Repeat all the material exactly; pictures stay out of your copy.

* * *

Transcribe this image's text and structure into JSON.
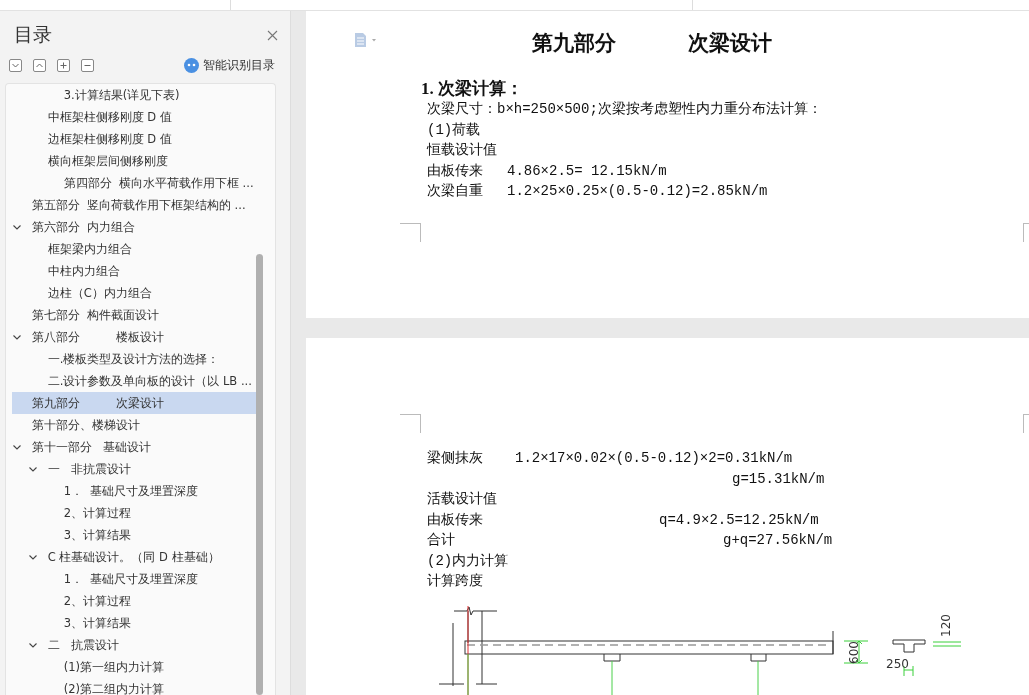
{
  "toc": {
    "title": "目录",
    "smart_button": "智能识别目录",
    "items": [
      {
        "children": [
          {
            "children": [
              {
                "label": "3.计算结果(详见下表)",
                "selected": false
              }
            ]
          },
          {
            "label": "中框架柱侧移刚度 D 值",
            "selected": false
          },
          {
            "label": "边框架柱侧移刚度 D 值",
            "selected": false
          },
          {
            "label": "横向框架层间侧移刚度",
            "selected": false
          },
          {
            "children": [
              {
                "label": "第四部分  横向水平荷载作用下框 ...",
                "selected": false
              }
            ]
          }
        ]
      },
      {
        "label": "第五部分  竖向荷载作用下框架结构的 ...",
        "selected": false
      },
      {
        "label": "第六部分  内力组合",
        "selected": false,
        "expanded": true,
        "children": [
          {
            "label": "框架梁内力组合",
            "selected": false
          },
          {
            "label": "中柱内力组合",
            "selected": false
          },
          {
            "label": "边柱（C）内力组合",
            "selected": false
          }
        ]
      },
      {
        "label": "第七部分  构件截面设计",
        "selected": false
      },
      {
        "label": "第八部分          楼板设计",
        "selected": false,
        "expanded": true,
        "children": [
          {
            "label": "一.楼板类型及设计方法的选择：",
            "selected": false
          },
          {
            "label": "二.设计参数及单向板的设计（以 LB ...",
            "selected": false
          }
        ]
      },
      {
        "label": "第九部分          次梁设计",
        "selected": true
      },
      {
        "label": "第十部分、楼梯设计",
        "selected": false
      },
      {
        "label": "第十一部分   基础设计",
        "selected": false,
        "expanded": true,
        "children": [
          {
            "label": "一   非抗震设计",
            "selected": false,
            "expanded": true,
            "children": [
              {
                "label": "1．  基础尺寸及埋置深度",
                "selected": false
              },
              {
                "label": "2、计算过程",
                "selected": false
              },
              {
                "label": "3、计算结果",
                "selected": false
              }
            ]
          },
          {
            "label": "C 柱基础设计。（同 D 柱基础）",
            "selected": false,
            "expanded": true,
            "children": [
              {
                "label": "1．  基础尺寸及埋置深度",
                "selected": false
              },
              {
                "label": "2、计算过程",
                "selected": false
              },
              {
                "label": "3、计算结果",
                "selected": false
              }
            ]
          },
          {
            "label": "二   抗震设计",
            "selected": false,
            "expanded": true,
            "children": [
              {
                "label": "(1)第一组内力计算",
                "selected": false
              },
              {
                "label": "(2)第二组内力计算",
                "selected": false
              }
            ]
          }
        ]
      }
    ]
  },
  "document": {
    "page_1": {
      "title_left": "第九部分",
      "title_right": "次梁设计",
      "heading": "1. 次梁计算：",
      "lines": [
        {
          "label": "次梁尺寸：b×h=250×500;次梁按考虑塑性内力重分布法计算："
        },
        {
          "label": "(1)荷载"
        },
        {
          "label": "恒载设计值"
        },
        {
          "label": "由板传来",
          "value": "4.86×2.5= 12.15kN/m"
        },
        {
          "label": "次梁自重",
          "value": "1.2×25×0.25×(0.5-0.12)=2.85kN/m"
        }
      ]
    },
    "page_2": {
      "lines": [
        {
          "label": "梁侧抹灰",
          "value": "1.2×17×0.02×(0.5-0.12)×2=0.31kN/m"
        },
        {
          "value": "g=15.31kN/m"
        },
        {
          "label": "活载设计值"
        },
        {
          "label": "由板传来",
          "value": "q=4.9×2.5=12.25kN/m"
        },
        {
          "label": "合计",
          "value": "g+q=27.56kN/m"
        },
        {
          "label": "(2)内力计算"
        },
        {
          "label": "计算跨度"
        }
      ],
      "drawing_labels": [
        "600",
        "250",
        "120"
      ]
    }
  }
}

* * *

### Right answer
Transcribe this image's text and structure into JSON.
{
  "toc": {
    "title": "目录",
    "smart_button": "智能识别目录",
    "items": [
      {
        "children": [
          {
            "children": [
              {
                "label": "3.计算结果(详见下表)",
                "selected": false
              }
            ]
          },
          {
            "label": "中框架柱侧移刚度 D 值",
            "selected": false
          },
          {
            "label": "边框架柱侧移刚度 D 值",
            "selected": false
          },
          {
            "label": "横向框架层间侧移刚度",
            "selected": false
          },
          {
            "children": [
              {
                "label": "第四部分  横向水平荷载作用下框 ...",
                "selected": false
              }
            ]
          }
        ]
      },
      {
        "label": "第五部分  竖向荷载作用下框架结构的 ...",
        "selected": false
      },
      {
        "label": "第六部分  内力组合",
        "selected": false,
        "expanded": true,
        "children": [
          {
            "label": "框架梁内力组合",
            "selected": false
          },
          {
            "label": "中柱内力组合",
            "selected": false
          },
          {
            "label": "边柱（C）内力组合",
            "selected": false
          }
        ]
      },
      {
        "label": "第七部分  构件截面设计",
        "selected": false
      },
      {
        "label": "第八部分          楼板设计",
        "selected": false,
        "expanded": true,
        "children": [
          {
            "label": "一.楼板类型及设计方法的选择：",
            "selected": false
          },
          {
            "label": "二.设计参数及单向板的设计（以 LB ...",
            "selected": false
          }
        ]
      },
      {
        "label": "第九部分          次梁设计",
        "selected": true
      },
      {
        "label": "第十部分、楼梯设计",
        "selected": false
      },
      {
        "label": "第十一部分   基础设计",
        "selected": false,
        "expanded": true,
        "children": [
          {
            "label": "一   非抗震设计",
            "selected": false,
            "expanded": true,
            "children": [
              {
                "label": "1．  基础尺寸及埋置深度",
                "selected": false
              },
              {
                "label": "2、计算过程",
                "selected": false
              },
              {
                "label": "3、计算结果",
                "selected": false
              }
            ]
          },
          {
            "label": "C 柱基础设计。（同 D 柱基础）",
            "selected": false,
            "expanded": true,
            "children": [
              {
                "label": "1．  基础尺寸及埋置深度",
                "selected": false
              },
              {
                "label": "2、计算过程",
                "selected": false
              },
              {
                "label": "3、计算结果",
                "selected": false
              }
            ]
          },
          {
            "label": "二   抗震设计",
            "selected": false,
            "expanded": true,
            "children": [
              {
                "label": "(1)第一组内力计算",
                "selected": false
              },
              {
                "label": "(2)第二组内力计算",
                "selected": false
              }
            ]
          }
        ]
      }
    ]
  },
  "document": {
    "page_1": {
      "title_left": "第九部分",
      "title_right": "次梁设计",
      "heading": "1. 次梁计算：",
      "lines": [
        {
          "label": "次梁尺寸：b×h=250×500;次梁按考虑塑性内力重分布法计算："
        },
        {
          "label": "(1)荷载"
        },
        {
          "label": "恒载设计值"
        },
        {
          "label": "由板传来",
          "value": "4.86×2.5= 12.15kN/m"
        },
        {
          "label": "次梁自重",
          "value": "1.2×25×0.25×(0.5-0.12)=2.85kN/m"
        }
      ]
    },
    "page_2": {
      "lines": [
        {
          "label": "梁侧抹灰",
          "value": "1.2×17×0.02×(0.5-0.12)×2=0.31kN/m"
        },
        {
          "value": "g=15.31kN/m"
        },
        {
          "label": "活载设计值"
        },
        {
          "label": "由板传来",
          "value": "q=4.9×2.5=12.25kN/m"
        },
        {
          "label": "合计",
          "value": "g+q=27.56kN/m"
        },
        {
          "label": "(2)内力计算"
        },
        {
          "label": "计算跨度"
        }
      ],
      "drawing_labels": [
        "600",
        "250",
        "120"
      ]
    }
  }
}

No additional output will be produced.